Aim :: Each line below should be reproduced without any alteration.

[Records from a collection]
--- START ---

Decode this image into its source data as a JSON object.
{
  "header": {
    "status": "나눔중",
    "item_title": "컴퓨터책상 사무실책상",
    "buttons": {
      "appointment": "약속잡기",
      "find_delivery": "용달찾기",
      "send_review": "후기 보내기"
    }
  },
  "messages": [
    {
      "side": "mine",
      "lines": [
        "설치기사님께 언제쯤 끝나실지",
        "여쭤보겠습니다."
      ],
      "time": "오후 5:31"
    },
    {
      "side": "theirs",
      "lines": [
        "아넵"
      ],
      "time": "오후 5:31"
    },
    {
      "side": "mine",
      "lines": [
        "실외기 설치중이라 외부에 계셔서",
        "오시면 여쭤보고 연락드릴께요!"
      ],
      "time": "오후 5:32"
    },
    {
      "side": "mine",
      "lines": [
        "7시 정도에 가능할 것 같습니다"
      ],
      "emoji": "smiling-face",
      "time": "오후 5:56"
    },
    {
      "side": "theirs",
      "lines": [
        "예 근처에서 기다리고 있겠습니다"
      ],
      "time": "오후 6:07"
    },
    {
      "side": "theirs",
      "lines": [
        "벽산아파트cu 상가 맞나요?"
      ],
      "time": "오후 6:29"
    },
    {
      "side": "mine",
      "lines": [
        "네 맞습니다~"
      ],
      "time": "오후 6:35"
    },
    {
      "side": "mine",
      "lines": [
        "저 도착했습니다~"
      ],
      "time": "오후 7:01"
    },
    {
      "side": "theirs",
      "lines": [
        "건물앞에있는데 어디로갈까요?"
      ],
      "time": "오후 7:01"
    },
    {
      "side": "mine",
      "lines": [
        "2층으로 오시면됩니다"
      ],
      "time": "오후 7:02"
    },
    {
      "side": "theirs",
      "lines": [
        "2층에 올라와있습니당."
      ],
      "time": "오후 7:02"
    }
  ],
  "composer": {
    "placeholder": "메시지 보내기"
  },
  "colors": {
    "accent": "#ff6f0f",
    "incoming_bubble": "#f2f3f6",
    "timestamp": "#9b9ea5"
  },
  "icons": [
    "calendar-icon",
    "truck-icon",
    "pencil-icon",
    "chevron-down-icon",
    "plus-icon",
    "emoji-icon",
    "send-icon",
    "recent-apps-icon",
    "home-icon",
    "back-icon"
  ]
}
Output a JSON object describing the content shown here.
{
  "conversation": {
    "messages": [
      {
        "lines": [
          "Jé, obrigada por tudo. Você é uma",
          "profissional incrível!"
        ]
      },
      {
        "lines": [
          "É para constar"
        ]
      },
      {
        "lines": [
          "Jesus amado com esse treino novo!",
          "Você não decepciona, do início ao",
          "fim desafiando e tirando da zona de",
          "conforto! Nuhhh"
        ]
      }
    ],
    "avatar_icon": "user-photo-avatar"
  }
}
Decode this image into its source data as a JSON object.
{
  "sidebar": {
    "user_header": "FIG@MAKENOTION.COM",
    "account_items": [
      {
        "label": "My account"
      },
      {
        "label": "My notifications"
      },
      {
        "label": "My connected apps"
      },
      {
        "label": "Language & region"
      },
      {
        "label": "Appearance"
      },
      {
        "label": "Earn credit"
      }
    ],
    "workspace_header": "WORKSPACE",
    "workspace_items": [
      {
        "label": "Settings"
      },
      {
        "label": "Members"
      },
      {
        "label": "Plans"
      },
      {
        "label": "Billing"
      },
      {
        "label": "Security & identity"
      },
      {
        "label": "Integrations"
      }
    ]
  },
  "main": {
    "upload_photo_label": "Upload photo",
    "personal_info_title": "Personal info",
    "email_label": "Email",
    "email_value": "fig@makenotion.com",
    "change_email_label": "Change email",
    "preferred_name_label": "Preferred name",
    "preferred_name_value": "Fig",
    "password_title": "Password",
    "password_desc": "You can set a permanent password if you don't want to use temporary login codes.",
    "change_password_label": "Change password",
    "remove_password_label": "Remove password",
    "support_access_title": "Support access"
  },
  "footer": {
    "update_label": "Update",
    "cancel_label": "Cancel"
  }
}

--- END ---

Answer for the task ::
Decode this image into its source data as a JSON object.
{
  "header": {
    "status": "나눔중",
    "item_title": "컴퓨터책상 사무실책상",
    "buttons": {
      "appointment": "약속잡기",
      "find_delivery": "용달찾기",
      "send_review": "후기 보내기"
    }
  },
  "messages": [
    {
      "side": "mine",
      "lines": [
        "설치기사님께 언제쯤 끝나실지",
        "여쭤보겠습니다."
      ],
      "time": "오후 5:31"
    },
    {
      "side": "theirs",
      "lines": [
        "아넵"
      ],
      "time": "오후 5:31"
    },
    {
      "side": "mine",
      "lines": [
        "실외기 설치중이라 외부에 계셔서",
        "오시면 여쭤보고 연락드릴께요!"
      ],
      "time": "오후 5:32"
    },
    {
      "side": "mine",
      "lines": [
        "7시 정도에 가능할 것 같습니다"
      ],
      "emoji": "smiling-face",
      "time": "오후 5:56"
    },
    {
      "side": "theirs",
      "lines": [
        "예 근처에서 기다리고 있겠습니다"
      ],
      "time": "오후 6:07"
    },
    {
      "side": "theirs",
      "lines": [
        "벽산아파트cu 상가 맞나요?"
      ],
      "time": "오후 6:29"
    },
    {
      "side": "mine",
      "lines": [
        "네 맞습니다~"
      ],
      "time": "오후 6:35"
    },
    {
      "side": "mine",
      "lines": [
        "저 도착했습니다~"
      ],
      "time": "오후 7:01"
    },
    {
      "side": "theirs",
      "lines": [
        "건물앞에있는데 어디로갈까요?"
      ],
      "time": "오후 7:01"
    },
    {
      "side": "mine",
      "lines": [
        "2층으로 오시면됩니다"
      ],
      "time": "오후 7:02"
    },
    {
      "side": "theirs",
      "lines": [
        "2층에 올라와있습니당."
      ],
      "time": "오후 7:02"
    }
  ],
  "composer": {
    "placeholder": "메시지 보내기"
  },
  "colors": {
    "accent": "#ff6f0f",
    "incoming_bubble": "#f2f3f6",
    "timestamp": "#9b9ea5"
  },
  "icons": [
    "calendar-icon",
    "truck-icon",
    "pencil-icon",
    "chevron-down-icon",
    "plus-icon",
    "emoji-icon",
    "send-icon",
    "recent-apps-icon",
    "home-icon",
    "back-icon"
  ]
}
Output a JSON object describing the content shown here.
{
  "conversation": {
    "messages": [
      {
        "lines": [
          "Jé, obrigada por tudo. Você é uma",
          "profissional incrível!"
        ]
      },
      {
        "lines": [
          "É para constar"
        ]
      },
      {
        "lines": [
          "Jesus amado com esse treino novo!",
          "Você não decepciona, do início ao",
          "fim desafiando e tirando da zona de",
          "conforto! Nuhhh"
        ]
      }
    ],
    "avatar_icon": "user-photo-avatar"
  }
}
Decode this image into its source data as a JSON object.
{
  "sidebar": {
    "user_header": "FIG@MAKENOTION.COM",
    "account_items": [
      {
        "label": "My account"
      },
      {
        "label": "My notifications"
      },
      {
        "label": "My connected apps"
      },
      {
        "label": "Language & region"
      },
      {
        "label": "Appearance"
      },
      {
        "label": "Earn credit"
      }
    ],
    "workspace_header": "WORKSPACE",
    "workspace_items": [
      {
        "label": "Settings"
      },
      {
        "label": "Members"
      },
      {
        "label": "Plans"
      },
      {
        "label": "Billing"
      },
      {
        "label": "Security & identity"
      },
      {
        "label": "Integrations"
      }
    ]
  },
  "main": {
    "upload_photo_label": "Upload photo",
    "personal_info_title": "Personal info",
    "email_label": "Email",
    "email_value": "fig@makenotion.com",
    "change_email_label": "Change email",
    "preferred_name_label": "Preferred name",
    "preferred_name_value": "Fig",
    "password_title": "Password",
    "password_desc": "You can set a permanent password if you don't want to use temporary login codes.",
    "change_password_label": "Change password",
    "remove_password_label": "Remove password",
    "support_access_title": "Support access"
  },
  "footer": {
    "update_label": "Update",
    "cancel_label": "Cancel"
  }
}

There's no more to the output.